Task to carry out: Set the listing down again exactly, please, apart from its pictures.

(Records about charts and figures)
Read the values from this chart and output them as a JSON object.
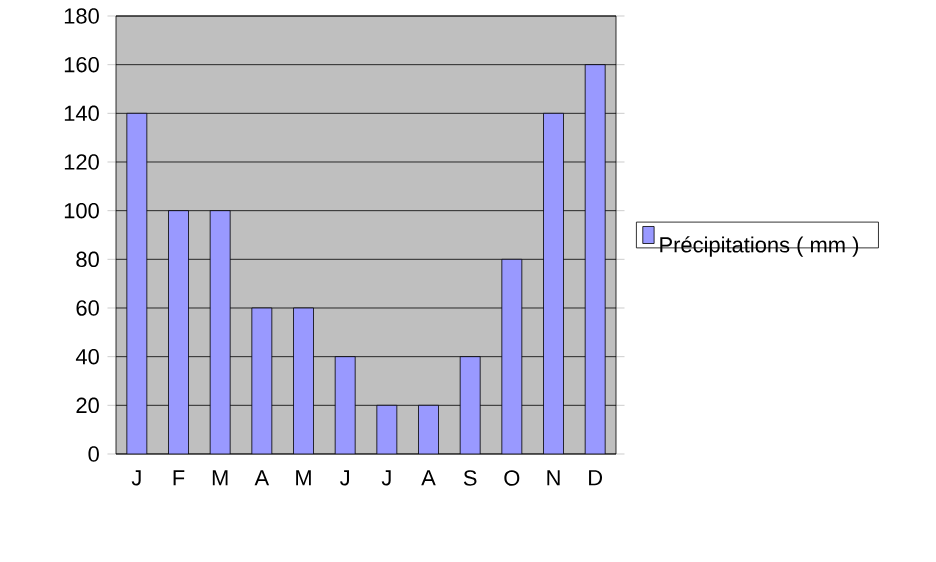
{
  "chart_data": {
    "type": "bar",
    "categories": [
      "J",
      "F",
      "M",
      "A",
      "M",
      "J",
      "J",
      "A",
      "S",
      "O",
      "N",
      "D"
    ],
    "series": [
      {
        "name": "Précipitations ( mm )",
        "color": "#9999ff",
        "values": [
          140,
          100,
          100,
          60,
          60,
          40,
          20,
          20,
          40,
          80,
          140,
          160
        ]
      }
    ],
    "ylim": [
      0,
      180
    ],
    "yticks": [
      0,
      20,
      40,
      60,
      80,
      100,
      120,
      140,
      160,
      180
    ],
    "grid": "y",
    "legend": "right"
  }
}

Solution to the problem:
Read the values from this chart and output them as a JSON object.
{
  "chart_data": {
    "type": "bar",
    "categories": [
      "J",
      "F",
      "M",
      "A",
      "M",
      "J",
      "J",
      "A",
      "S",
      "O",
      "N",
      "D"
    ],
    "series": [
      {
        "name": "Précipitations ( mm )",
        "color": "#9999ff",
        "values": [
          140,
          100,
          100,
          60,
          60,
          40,
          20,
          20,
          40,
          80,
          140,
          160
        ]
      }
    ],
    "ylim": [
      0,
      180
    ],
    "yticks": [
      0,
      20,
      40,
      60,
      80,
      100,
      120,
      140,
      160,
      180
    ],
    "grid": "y",
    "legend": "right"
  }
}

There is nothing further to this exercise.